> [Objective]
Print each line of the listing once more, precisely as given.

# start of Supplied data

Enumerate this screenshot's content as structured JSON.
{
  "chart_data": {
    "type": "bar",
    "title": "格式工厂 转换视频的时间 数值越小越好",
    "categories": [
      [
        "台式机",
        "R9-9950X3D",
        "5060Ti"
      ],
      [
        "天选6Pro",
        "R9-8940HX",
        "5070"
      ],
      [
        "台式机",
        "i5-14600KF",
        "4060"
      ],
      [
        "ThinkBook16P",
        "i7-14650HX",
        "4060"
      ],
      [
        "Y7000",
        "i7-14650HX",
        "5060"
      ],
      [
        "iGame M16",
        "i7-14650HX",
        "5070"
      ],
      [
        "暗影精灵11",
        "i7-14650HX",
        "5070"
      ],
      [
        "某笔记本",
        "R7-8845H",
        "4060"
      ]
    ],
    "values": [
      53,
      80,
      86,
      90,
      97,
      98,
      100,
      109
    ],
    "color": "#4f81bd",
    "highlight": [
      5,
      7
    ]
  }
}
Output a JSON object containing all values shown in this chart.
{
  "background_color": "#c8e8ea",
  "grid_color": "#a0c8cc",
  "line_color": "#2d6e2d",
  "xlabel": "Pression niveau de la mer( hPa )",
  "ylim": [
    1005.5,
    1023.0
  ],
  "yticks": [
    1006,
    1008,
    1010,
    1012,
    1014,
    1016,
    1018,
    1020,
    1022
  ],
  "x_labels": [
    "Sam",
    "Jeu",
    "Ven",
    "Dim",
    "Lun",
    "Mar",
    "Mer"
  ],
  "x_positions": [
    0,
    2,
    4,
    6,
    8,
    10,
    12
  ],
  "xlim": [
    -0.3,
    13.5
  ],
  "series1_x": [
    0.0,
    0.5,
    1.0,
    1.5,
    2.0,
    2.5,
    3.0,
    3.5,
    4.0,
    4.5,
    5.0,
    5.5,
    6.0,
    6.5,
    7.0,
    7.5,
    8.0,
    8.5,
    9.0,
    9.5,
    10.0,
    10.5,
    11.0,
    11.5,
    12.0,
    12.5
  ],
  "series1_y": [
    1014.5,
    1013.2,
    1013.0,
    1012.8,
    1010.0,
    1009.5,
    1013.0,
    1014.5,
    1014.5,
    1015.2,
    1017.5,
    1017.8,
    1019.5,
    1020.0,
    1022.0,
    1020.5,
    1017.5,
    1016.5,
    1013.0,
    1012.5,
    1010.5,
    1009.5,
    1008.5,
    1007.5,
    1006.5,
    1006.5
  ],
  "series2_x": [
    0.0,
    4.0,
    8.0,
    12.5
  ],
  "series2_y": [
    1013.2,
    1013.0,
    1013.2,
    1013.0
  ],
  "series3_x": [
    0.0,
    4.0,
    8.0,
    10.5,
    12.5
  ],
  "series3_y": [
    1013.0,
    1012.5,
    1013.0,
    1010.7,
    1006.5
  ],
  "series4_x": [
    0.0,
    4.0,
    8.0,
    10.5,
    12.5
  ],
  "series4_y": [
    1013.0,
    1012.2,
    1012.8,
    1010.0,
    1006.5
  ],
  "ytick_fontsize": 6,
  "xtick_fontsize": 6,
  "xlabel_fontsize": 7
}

# end of Supplied data

> [Solution]
Enumerate this screenshot's content as structured JSON.
{
  "chart_data": {
    "type": "bar",
    "title": "格式工厂 转换视频的时间 数值越小越好",
    "categories": [
      [
        "台式机",
        "R9-9950X3D",
        "5060Ti"
      ],
      [
        "天选6Pro",
        "R9-8940HX",
        "5070"
      ],
      [
        "台式机",
        "i5-14600KF",
        "4060"
      ],
      [
        "ThinkBook16P",
        "i7-14650HX",
        "4060"
      ],
      [
        "Y7000",
        "i7-14650HX",
        "5060"
      ],
      [
        "iGame M16",
        "i7-14650HX",
        "5070"
      ],
      [
        "暗影精灵11",
        "i7-14650HX",
        "5070"
      ],
      [
        "某笔记本",
        "R7-8845H",
        "4060"
      ]
    ],
    "values": [
      53,
      80,
      86,
      90,
      97,
      98,
      100,
      109
    ],
    "color": "#4f81bd",
    "highlight": [
      5,
      7
    ]
  }
}
Output a JSON object containing all values shown in this chart.
{
  "background_color": "#c8e8ea",
  "grid_color": "#a0c8cc",
  "line_color": "#2d6e2d",
  "xlabel": "Pression niveau de la mer( hPa )",
  "ylim": [
    1005.5,
    1023.0
  ],
  "yticks": [
    1006,
    1008,
    1010,
    1012,
    1014,
    1016,
    1018,
    1020,
    1022
  ],
  "x_labels": [
    "Sam",
    "Jeu",
    "Ven",
    "Dim",
    "Lun",
    "Mar",
    "Mer"
  ],
  "x_positions": [
    0,
    2,
    4,
    6,
    8,
    10,
    12
  ],
  "xlim": [
    -0.3,
    13.5
  ],
  "series1_x": [
    0.0,
    0.5,
    1.0,
    1.5,
    2.0,
    2.5,
    3.0,
    3.5,
    4.0,
    4.5,
    5.0,
    5.5,
    6.0,
    6.5,
    7.0,
    7.5,
    8.0,
    8.5,
    9.0,
    9.5,
    10.0,
    10.5,
    11.0,
    11.5,
    12.0,
    12.5
  ],
  "series1_y": [
    1014.5,
    1013.2,
    1013.0,
    1012.8,
    1010.0,
    1009.5,
    1013.0,
    1014.5,
    1014.5,
    1015.2,
    1017.5,
    1017.8,
    1019.5,
    1020.0,
    1022.0,
    1020.5,
    1017.5,
    1016.5,
    1013.0,
    1012.5,
    1010.5,
    1009.5,
    1008.5,
    1007.5,
    1006.5,
    1006.5
  ],
  "series2_x": [
    0.0,
    4.0,
    8.0,
    12.5
  ],
  "series2_y": [
    1013.2,
    1013.0,
    1013.2,
    1013.0
  ],
  "series3_x": [
    0.0,
    4.0,
    8.0,
    10.5,
    12.5
  ],
  "series3_y": [
    1013.0,
    1012.5,
    1013.0,
    1010.7,
    1006.5
  ],
  "series4_x": [
    0.0,
    4.0,
    8.0,
    10.5,
    12.5
  ],
  "series4_y": [
    1013.0,
    1012.2,
    1012.8,
    1010.0,
    1006.5
  ],
  "ytick_fontsize": 6,
  "xtick_fontsize": 6,
  "xlabel_fontsize": 7
}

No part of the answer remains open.